Dataset items

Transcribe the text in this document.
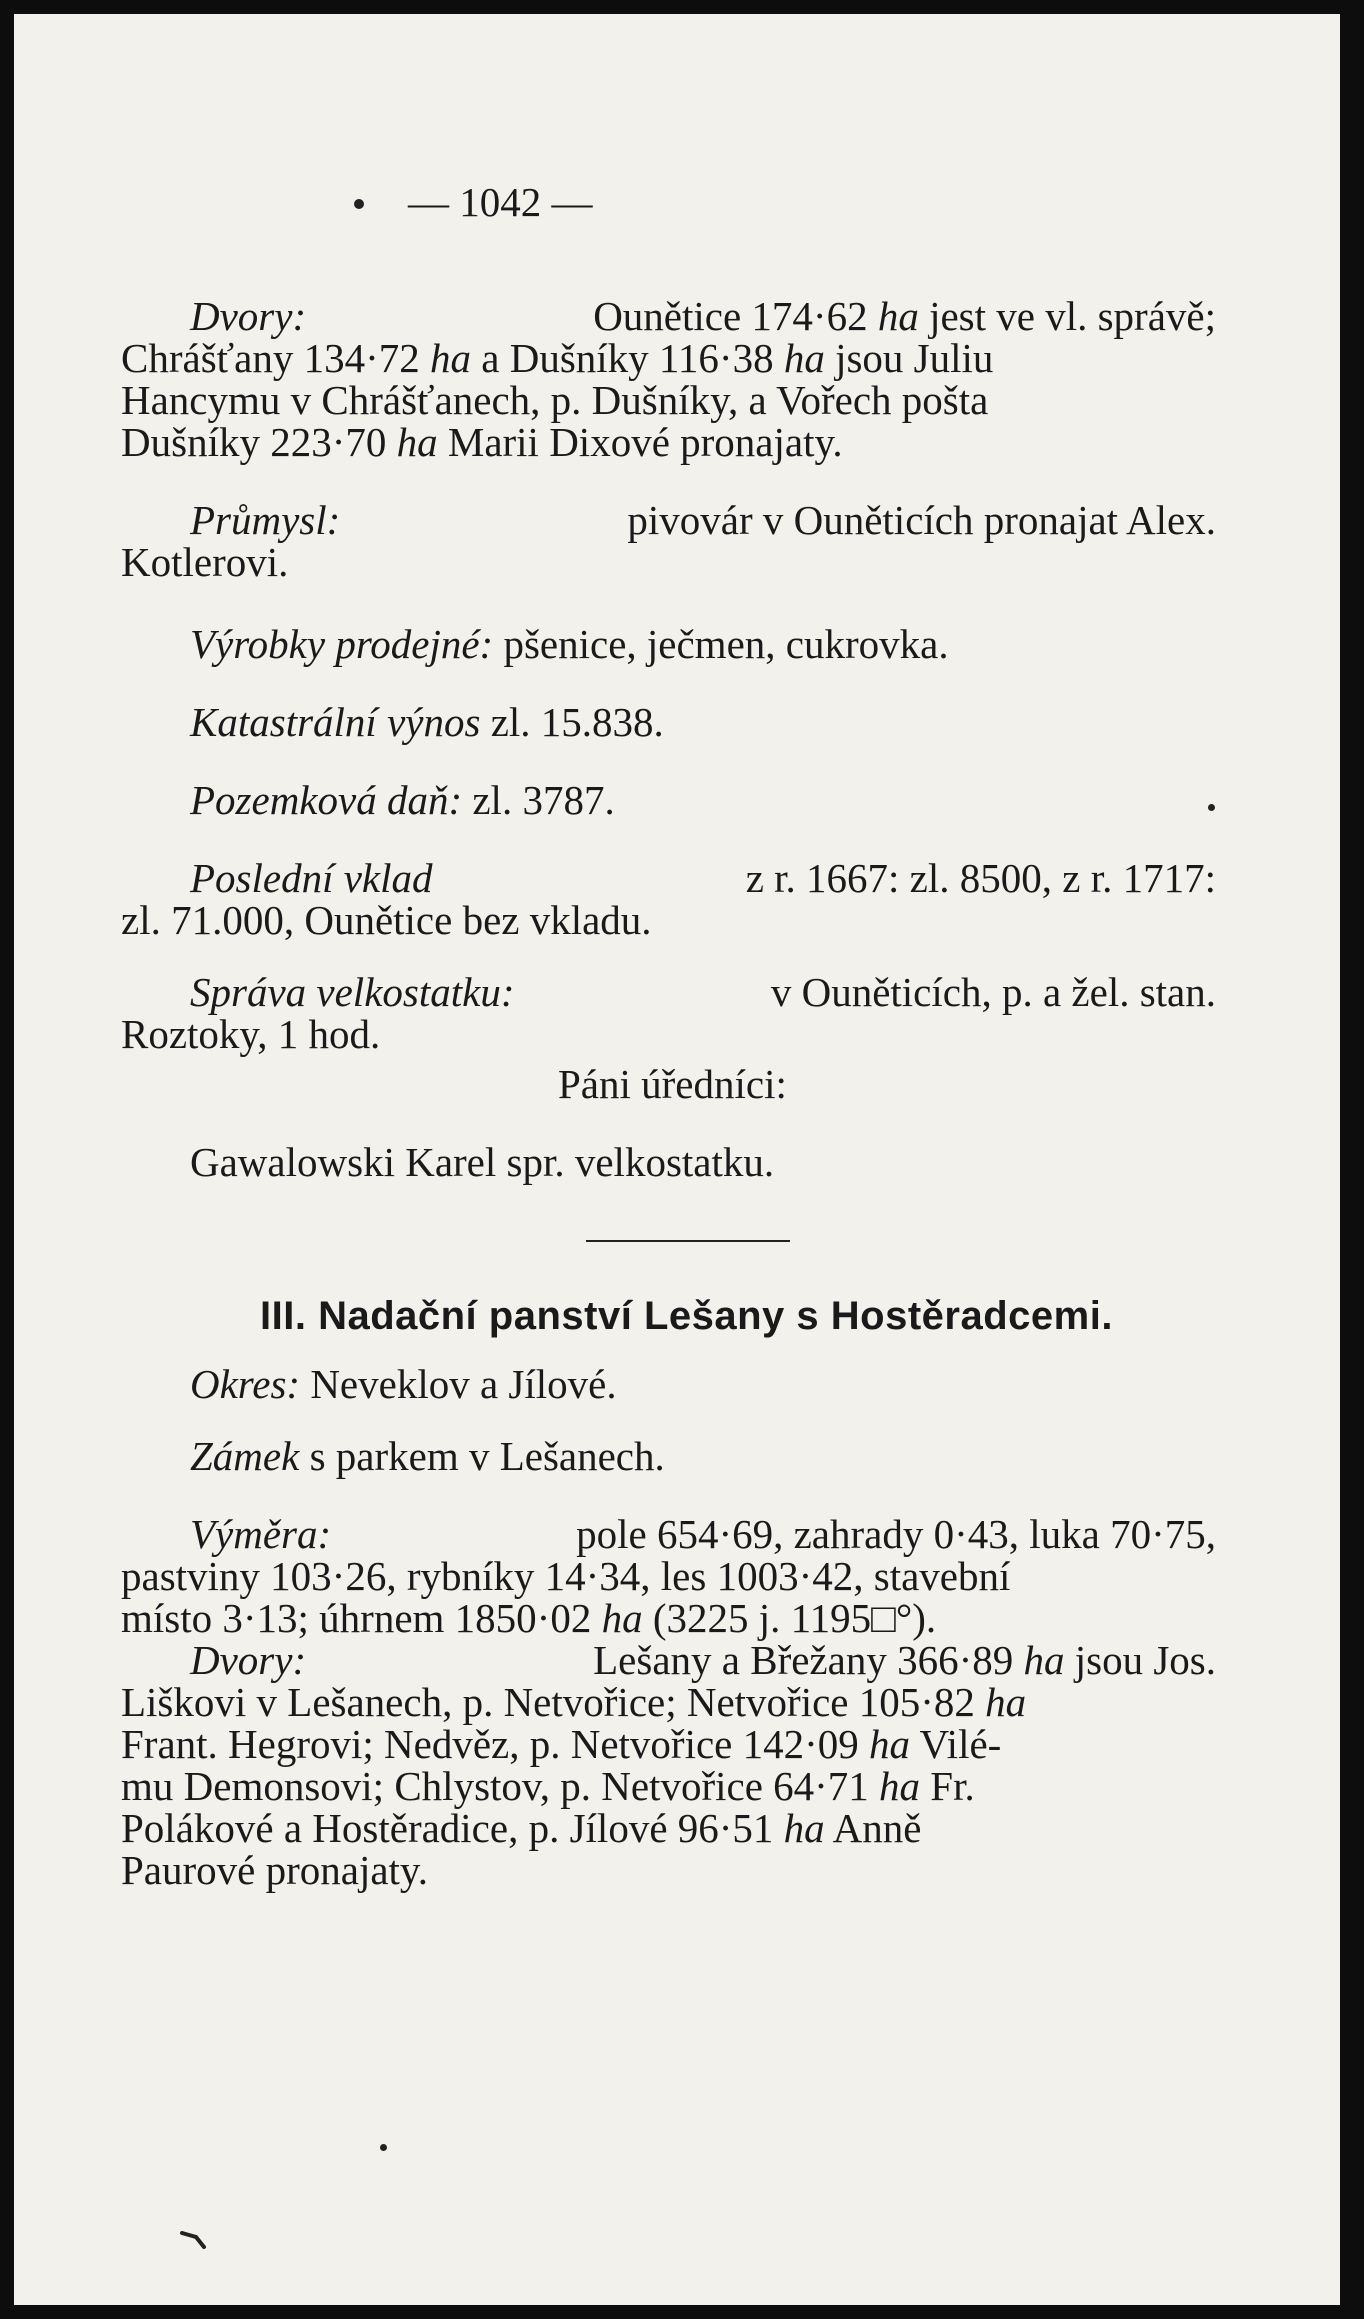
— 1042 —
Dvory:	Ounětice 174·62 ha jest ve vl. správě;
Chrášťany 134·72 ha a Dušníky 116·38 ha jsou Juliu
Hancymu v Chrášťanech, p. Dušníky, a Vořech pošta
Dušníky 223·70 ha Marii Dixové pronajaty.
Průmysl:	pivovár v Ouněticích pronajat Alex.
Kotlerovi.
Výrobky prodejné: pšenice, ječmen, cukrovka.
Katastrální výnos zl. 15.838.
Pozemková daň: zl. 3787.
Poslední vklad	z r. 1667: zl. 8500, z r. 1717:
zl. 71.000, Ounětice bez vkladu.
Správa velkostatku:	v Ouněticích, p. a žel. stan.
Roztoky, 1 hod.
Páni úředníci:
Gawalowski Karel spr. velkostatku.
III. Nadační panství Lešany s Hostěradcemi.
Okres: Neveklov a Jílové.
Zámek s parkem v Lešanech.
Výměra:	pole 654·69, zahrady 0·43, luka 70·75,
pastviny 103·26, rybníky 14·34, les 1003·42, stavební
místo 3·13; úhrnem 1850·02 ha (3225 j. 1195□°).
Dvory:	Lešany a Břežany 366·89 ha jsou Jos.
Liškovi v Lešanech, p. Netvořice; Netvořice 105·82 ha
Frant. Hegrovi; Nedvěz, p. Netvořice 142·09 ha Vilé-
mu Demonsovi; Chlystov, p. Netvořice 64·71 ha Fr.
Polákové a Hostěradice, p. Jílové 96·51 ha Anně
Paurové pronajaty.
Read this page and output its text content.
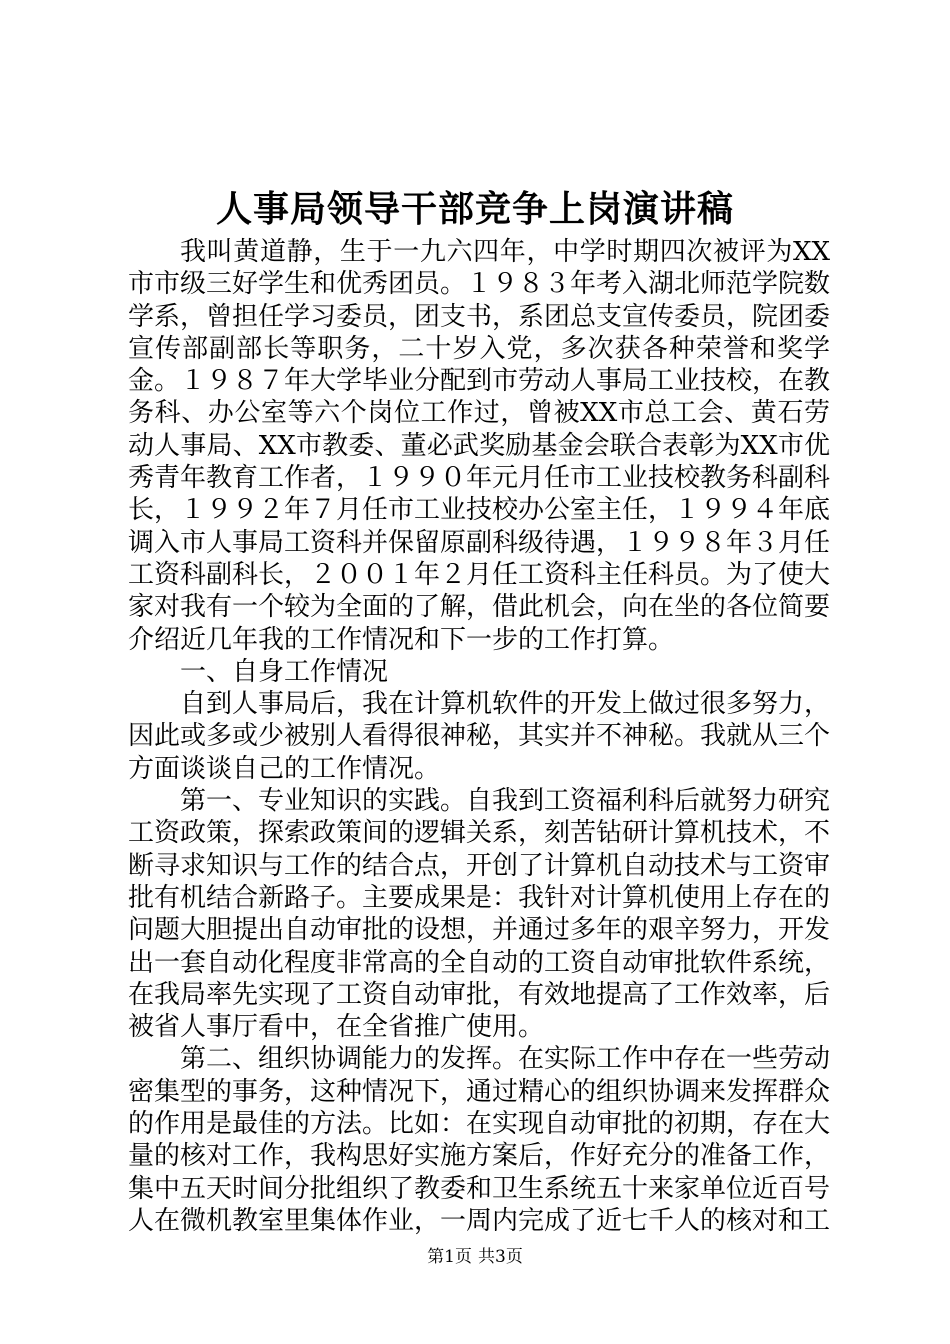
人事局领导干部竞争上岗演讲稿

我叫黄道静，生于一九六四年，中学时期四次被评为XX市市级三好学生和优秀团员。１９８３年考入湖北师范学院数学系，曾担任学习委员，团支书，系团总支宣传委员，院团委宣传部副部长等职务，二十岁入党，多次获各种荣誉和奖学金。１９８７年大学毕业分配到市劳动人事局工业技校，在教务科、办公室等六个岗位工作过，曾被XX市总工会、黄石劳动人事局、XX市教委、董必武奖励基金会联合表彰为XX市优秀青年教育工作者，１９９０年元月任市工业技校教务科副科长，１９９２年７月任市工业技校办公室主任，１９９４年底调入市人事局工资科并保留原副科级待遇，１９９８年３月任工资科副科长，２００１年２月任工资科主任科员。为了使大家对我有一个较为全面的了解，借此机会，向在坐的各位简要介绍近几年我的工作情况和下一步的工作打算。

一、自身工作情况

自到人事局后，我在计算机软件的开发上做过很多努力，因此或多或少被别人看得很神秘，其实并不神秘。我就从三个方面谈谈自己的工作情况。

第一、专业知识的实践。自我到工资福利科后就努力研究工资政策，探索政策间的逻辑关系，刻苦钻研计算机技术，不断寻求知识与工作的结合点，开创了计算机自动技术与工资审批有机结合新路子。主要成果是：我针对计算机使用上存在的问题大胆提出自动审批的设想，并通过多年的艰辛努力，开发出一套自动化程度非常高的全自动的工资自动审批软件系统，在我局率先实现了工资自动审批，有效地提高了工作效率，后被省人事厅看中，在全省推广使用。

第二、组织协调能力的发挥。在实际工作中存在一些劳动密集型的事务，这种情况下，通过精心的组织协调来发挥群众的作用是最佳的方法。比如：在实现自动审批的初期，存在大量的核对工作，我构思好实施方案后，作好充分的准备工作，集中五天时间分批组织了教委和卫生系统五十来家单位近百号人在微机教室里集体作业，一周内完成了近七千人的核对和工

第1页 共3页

--- Exercise instructions ---
Find the lines holding "Jílové" and list every one.

--- Reply ---
Okres: Neveklov a Jílové.
Polákové a Hostěradice, p. Jílové 96·51 ha Anně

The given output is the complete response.